What is required → Copy the records below exactly, leaving out any pictures.

Extracts from a graphics dataset:
☆ ☆ ☆ ☆ ☆

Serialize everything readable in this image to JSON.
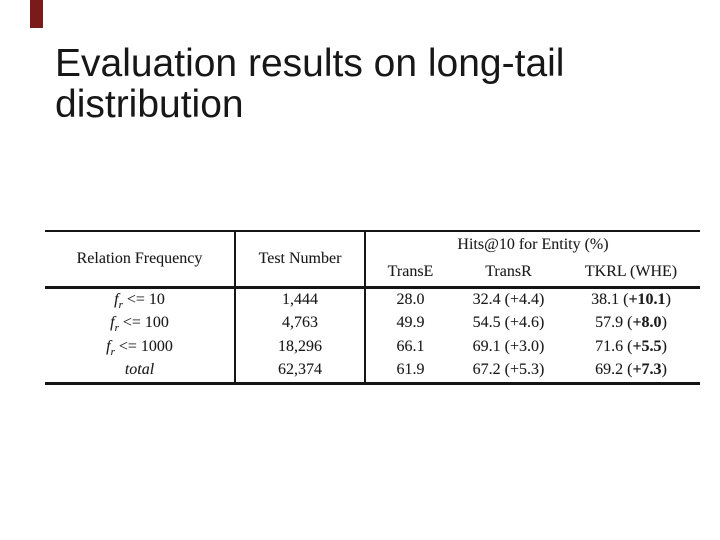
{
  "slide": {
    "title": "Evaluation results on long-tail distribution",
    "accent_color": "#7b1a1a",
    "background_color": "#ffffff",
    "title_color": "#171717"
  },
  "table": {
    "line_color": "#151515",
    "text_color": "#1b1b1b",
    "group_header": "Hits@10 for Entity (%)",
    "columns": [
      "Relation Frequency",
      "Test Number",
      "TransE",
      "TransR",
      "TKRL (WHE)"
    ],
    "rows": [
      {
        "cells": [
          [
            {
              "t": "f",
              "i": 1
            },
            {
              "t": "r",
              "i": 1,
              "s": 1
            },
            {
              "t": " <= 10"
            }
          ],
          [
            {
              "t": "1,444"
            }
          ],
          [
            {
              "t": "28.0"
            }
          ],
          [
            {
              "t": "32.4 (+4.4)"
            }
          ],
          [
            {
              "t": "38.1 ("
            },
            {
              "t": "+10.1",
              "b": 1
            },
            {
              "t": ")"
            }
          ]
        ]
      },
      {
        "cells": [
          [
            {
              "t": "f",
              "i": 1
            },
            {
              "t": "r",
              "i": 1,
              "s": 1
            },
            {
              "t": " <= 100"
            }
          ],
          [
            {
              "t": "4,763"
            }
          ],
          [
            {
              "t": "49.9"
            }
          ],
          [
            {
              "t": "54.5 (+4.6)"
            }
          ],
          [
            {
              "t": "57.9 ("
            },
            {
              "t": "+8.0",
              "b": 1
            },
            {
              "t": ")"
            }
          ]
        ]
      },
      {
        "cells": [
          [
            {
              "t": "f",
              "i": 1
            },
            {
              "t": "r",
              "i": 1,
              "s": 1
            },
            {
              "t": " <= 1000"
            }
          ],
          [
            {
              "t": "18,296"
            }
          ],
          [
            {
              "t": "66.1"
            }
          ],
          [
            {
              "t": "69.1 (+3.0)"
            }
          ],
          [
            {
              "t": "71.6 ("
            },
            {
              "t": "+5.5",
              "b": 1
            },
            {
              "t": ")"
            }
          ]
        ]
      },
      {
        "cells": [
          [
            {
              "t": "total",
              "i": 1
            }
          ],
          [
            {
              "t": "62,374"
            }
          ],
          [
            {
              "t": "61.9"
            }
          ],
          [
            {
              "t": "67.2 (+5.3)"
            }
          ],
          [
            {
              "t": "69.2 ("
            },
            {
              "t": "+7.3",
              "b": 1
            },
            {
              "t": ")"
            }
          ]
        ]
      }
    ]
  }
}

☆ ☆ ☆ ☆ ☆

Task response →
Serialize everything readable in this image to JSON.
{
  "slide": {
    "title": "Evaluation results on long-tail distribution",
    "accent_color": "#7b1a1a",
    "background_color": "#ffffff",
    "title_color": "#171717"
  },
  "table": {
    "line_color": "#151515",
    "text_color": "#1b1b1b",
    "group_header": "Hits@10 for Entity (%)",
    "columns": [
      "Relation Frequency",
      "Test Number",
      "TransE",
      "TransR",
      "TKRL (WHE)"
    ],
    "rows": [
      {
        "cells": [
          [
            {
              "t": "f",
              "i": 1
            },
            {
              "t": "r",
              "i": 1,
              "s": 1
            },
            {
              "t": " <= 10"
            }
          ],
          [
            {
              "t": "1,444"
            }
          ],
          [
            {
              "t": "28.0"
            }
          ],
          [
            {
              "t": "32.4 (+4.4)"
            }
          ],
          [
            {
              "t": "38.1 ("
            },
            {
              "t": "+10.1",
              "b": 1
            },
            {
              "t": ")"
            }
          ]
        ]
      },
      {
        "cells": [
          [
            {
              "t": "f",
              "i": 1
            },
            {
              "t": "r",
              "i": 1,
              "s": 1
            },
            {
              "t": " <= 100"
            }
          ],
          [
            {
              "t": "4,763"
            }
          ],
          [
            {
              "t": "49.9"
            }
          ],
          [
            {
              "t": "54.5 (+4.6)"
            }
          ],
          [
            {
              "t": "57.9 ("
            },
            {
              "t": "+8.0",
              "b": 1
            },
            {
              "t": ")"
            }
          ]
        ]
      },
      {
        "cells": [
          [
            {
              "t": "f",
              "i": 1
            },
            {
              "t": "r",
              "i": 1,
              "s": 1
            },
            {
              "t": " <= 1000"
            }
          ],
          [
            {
              "t": "18,296"
            }
          ],
          [
            {
              "t": "66.1"
            }
          ],
          [
            {
              "t": "69.1 (+3.0)"
            }
          ],
          [
            {
              "t": "71.6 ("
            },
            {
              "t": "+5.5",
              "b": 1
            },
            {
              "t": ")"
            }
          ]
        ]
      },
      {
        "cells": [
          [
            {
              "t": "total",
              "i": 1
            }
          ],
          [
            {
              "t": "62,374"
            }
          ],
          [
            {
              "t": "61.9"
            }
          ],
          [
            {
              "t": "67.2 (+5.3)"
            }
          ],
          [
            {
              "t": "69.2 ("
            },
            {
              "t": "+7.3",
              "b": 1
            },
            {
              "t": ")"
            }
          ]
        ]
      }
    ]
  }
}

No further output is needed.